Data for processing:
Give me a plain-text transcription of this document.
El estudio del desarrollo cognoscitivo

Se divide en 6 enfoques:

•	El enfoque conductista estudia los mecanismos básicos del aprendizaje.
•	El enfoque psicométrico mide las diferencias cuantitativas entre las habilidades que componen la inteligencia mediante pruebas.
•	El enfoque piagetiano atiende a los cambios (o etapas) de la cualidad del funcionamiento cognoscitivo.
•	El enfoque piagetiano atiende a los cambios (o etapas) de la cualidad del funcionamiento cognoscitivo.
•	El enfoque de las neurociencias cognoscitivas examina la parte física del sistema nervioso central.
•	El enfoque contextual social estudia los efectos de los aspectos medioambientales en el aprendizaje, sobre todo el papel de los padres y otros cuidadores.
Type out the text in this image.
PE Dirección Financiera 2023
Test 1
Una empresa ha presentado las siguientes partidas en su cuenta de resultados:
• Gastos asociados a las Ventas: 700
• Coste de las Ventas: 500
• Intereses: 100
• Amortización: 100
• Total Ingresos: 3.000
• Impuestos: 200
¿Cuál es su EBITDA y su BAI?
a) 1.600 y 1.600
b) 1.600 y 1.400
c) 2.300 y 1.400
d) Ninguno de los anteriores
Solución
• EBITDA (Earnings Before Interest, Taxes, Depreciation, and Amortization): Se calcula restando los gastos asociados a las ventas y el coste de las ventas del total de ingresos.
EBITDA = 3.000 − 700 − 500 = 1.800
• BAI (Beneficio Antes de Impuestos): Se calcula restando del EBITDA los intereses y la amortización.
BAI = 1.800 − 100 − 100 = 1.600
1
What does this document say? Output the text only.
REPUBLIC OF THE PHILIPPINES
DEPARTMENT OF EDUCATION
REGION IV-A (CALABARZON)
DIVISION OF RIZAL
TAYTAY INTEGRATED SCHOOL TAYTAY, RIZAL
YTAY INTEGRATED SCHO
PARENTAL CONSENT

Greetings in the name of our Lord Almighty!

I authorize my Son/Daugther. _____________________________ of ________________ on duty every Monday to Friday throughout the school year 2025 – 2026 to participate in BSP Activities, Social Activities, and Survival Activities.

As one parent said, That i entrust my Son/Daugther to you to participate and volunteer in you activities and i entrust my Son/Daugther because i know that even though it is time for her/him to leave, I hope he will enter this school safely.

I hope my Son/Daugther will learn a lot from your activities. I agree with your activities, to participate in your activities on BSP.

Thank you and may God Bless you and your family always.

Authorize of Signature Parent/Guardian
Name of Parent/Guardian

The exercise: Please repeat all the records above exactly as they appear.

Response to the task:
Give me a plain-text transcription of this document.
El estudio del desarrollo cognoscitivo

Se divide en 6 enfoques:

•	El enfoque conductista estudia los mecanismos básicos del aprendizaje.
•	El enfoque psicométrico mide las diferencias cuantitativas entre las habilidades que componen la inteligencia mediante pruebas.
•	El enfoque piagetiano atiende a los cambios (o etapas) de la cualidad del funcionamiento cognoscitivo.
•	El enfoque piagetiano atiende a los cambios (o etapas) de la cualidad del funcionamiento cognoscitivo.
•	El enfoque de las neurociencias cognoscitivas examina la parte física del sistema nervioso central.
•	El enfoque contextual social estudia los efectos de los aspectos medioambientales en el aprendizaje, sobre todo el papel de los padres y otros cuidadores.
Type out the text in this image.
PE Dirección Financiera 2023
Test 1
Una empresa ha presentado las siguientes partidas en su cuenta de resultados:
• Gastos asociados a las Ventas: 700
• Coste de las Ventas: 500
• Intereses: 100
• Amortización: 100
• Total Ingresos: 3.000
• Impuestos: 200
¿Cuál es su EBITDA y su BAI?
a) 1.600 y 1.600
b) 1.600 y 1.400
c) 2.300 y 1.400
d) Ninguno de los anteriores
Solución
• EBITDA (Earnings Before Interest, Taxes, Depreciation, and Amortization): Se calcula restando los gastos asociados a las ventas y el coste de las ventas del total de ingresos.
EBITDA = 3.000 − 700 − 500 = 1.800
• BAI (Beneficio Antes de Impuestos): Se calcula restando del EBITDA los intereses y la amortización.
BAI = 1.800 − 100 − 100 = 1.600
1
What does this document say? Output the text only.
REPUBLIC OF THE PHILIPPINES
DEPARTMENT OF EDUCATION
REGION IV-A (CALABARZON)
DIVISION OF RIZAL
TAYTAY INTEGRATED SCHOOL TAYTAY, RIZAL
YTAY INTEGRATED SCHO
PARENTAL CONSENT

Greetings in the name of our Lord Almighty!

I authorize my Son/Daugther. _____________________________ of ________________ on duty every Monday to Friday throughout the school year 2025 – 2026 to participate in BSP Activities, Social Activities, and Survival Activities.

As one parent said, That i entrust my Son/Daugther to you to participate and volunteer in you activities and i entrust my Son/Daugther because i know that even though it is time for her/him to leave, I hope he will enter this school safely.

I hope my Son/Daugther will learn a lot from your activities. I agree with your activities, to participate in your activities on BSP.

Thank you and may God Bless you and your family always.

Authorize of Signature Parent/Guardian
Name of Parent/Guardian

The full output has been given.